Further, the portions of the surfaces of the resin layers 17 are
polished plural times, as required. Thus, as shown in FIG. 8, the
protective film 16 on the protruding end face of each convex
portion 15a is exposed from the resin layer 17, whereby the
opposite surfaces of the workpiece 10 (the surfaces formed with the
concave/convex pattern 15) are planarized.
[0044] In doing this, as shown in FIG. 9, a time period required
for planarizing the resin layer 17 (time period over which the
polishing process is continued) is adjusted as required, whereby
the resin layer 17 is polished such that, within the concave/convex
pattern 15, the level of at least a central portion P of the
surface of the resin layer 17 becomes slightly lower than the level
of the protective film 16 on each convex portion 15a. More
specifically, the polishing process is executed until the level of
the central portion P of the surface of the resin layer 17 within
the concave portion 15b (non-recording area in the present
invention) having a radial length L of approximately 50 nm becomes
lower than the level of the surface of the protective film 16 by a
height H (approximately 0.5 nm to 2 nm). In this case, since the
protruding end face of each convex portion 15a is covered with the
protective film 16, the convex portion 15a is prevented from being
polished by the burnishing tape 31. Thus, an area where the concave
portion 15b is formed (non-recording area) forms a recess the
central portion P of which has a level slightly lower than the
level of an area where the convex portion 15a is formed (recording
area). This completes the polishing process as the planarizing
process on the workpiece 10.

- [DATA LISTING]:

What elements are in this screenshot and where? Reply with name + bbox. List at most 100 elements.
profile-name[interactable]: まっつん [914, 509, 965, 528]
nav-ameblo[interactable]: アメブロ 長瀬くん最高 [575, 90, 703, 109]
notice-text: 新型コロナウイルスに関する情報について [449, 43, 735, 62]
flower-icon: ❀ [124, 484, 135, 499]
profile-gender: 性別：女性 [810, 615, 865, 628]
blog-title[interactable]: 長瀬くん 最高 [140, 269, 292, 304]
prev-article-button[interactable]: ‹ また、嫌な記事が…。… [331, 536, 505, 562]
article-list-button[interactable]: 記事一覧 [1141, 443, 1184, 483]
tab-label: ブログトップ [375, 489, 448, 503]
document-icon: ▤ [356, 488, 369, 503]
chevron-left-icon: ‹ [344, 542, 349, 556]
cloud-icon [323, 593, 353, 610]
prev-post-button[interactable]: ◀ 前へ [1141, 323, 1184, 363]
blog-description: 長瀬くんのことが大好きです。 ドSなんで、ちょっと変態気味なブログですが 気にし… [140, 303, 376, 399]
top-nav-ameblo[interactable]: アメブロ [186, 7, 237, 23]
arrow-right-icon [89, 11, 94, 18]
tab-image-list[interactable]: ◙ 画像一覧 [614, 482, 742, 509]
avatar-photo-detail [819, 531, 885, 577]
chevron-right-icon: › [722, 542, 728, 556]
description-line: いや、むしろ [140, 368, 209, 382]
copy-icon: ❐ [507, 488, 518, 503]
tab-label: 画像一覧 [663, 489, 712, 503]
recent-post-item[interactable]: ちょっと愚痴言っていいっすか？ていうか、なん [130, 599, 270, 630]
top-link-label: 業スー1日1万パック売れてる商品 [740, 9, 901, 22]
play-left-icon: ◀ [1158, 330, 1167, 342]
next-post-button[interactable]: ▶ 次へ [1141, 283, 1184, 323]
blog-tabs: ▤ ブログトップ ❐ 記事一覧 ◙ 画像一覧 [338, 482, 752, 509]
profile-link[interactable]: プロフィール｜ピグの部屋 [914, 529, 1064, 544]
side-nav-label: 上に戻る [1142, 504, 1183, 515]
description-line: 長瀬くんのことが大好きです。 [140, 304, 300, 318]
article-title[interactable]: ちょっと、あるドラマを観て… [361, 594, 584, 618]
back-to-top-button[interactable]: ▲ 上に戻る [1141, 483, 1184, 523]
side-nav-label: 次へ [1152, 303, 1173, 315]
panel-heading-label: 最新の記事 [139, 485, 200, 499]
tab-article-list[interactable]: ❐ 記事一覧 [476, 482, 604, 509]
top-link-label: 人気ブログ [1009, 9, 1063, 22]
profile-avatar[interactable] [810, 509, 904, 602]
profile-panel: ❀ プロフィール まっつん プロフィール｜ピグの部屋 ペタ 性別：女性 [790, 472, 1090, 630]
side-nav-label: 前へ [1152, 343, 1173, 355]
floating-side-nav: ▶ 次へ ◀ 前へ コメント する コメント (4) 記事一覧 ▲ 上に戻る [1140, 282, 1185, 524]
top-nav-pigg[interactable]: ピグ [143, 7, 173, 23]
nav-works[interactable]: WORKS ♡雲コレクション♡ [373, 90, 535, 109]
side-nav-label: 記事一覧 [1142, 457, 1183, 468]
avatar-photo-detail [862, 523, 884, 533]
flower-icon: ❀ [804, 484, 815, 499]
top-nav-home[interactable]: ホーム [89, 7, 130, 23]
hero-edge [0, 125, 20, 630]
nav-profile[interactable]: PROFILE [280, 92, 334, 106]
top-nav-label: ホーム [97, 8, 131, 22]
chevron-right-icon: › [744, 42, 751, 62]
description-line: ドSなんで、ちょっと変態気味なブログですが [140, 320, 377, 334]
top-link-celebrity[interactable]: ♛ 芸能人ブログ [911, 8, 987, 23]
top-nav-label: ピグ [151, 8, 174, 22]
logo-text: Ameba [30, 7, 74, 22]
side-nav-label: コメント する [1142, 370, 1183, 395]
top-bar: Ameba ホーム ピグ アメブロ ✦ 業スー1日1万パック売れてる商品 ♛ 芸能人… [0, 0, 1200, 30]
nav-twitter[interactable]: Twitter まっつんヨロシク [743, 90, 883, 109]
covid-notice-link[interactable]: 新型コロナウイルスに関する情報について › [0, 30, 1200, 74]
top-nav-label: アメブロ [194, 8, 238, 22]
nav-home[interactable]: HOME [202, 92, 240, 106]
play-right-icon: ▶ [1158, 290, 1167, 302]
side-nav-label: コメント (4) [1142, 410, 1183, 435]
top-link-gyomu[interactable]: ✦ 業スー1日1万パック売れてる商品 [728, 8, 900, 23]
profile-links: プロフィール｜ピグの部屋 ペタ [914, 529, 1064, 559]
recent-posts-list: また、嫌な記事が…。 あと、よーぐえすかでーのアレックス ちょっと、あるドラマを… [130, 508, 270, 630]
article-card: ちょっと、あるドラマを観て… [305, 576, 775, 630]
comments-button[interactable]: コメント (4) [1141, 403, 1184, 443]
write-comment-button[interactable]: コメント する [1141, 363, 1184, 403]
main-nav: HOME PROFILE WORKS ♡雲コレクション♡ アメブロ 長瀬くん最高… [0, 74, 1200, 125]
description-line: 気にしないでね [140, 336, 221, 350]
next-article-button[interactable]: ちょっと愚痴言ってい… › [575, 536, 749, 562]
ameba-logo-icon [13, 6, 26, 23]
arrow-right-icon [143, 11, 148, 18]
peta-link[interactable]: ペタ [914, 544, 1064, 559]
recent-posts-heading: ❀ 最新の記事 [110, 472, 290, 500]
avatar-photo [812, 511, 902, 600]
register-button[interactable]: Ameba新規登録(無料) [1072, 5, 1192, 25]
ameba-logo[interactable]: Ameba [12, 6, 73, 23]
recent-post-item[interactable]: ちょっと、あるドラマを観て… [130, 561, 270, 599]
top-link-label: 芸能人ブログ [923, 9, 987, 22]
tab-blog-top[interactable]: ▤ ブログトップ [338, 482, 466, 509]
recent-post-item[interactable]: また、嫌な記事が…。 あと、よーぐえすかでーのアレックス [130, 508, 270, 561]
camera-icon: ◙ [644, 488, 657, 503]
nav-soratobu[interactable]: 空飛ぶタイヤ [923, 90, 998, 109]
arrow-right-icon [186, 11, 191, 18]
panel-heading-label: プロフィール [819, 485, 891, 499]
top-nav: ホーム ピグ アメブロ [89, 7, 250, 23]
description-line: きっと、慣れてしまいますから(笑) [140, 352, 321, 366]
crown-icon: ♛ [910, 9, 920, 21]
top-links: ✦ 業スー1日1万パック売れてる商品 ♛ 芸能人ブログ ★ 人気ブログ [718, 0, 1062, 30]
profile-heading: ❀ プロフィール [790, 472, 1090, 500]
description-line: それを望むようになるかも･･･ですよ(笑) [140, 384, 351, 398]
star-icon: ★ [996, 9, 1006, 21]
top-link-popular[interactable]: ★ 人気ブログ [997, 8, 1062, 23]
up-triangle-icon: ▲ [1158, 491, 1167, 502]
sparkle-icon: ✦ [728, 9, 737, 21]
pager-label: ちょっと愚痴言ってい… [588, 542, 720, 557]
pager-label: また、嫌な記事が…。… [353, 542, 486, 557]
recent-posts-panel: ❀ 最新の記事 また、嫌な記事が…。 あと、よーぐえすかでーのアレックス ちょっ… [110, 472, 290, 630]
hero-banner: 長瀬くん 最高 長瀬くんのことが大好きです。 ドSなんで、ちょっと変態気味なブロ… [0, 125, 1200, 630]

- [STATED EXERCISE]:
Pick up the excerpt on polishing resin layers after its last sentence and keep writing it. The records have no connection to the excerpt on polishing resin layers.

- [EXERCISE ANSWER]:
[0045] Then, the workpiece 10 (resin layer 17 embedded in each
concave portion 15b) having been subjected to the planarizing
process is irradiated with ultraviolet rays, whereby the opposite
resin layers 17 are completely cured. In doing this, a time period
over which ultraviolet rays are irradiated and the power of the
ultraviolet rays are adjusted as required, to thereby sufficiently
cure the resin layers 17. It should be noted that when a
thermosetting resin material is used for forming the resin layers
17, the resin material (resin layers 17) is sufficiently cured by
adjusting a time period over which heating process is carried out
on the resin layers 17, and temperature at which the heating
process is carried out, as required. Then, the opposite surfaces of
the workpiece 10 are coated with the lubricant 18 by a dipping
method. More specifically, after the workpiece 10 is dipped for 45
seconds in the lubricant 18 contained in a container, the workpiece
10 is pulled up from the container (lubricant 18) at a speed of 2.0
mm/sec. This completes the magnetic disk 1, as shown in FIG. 1.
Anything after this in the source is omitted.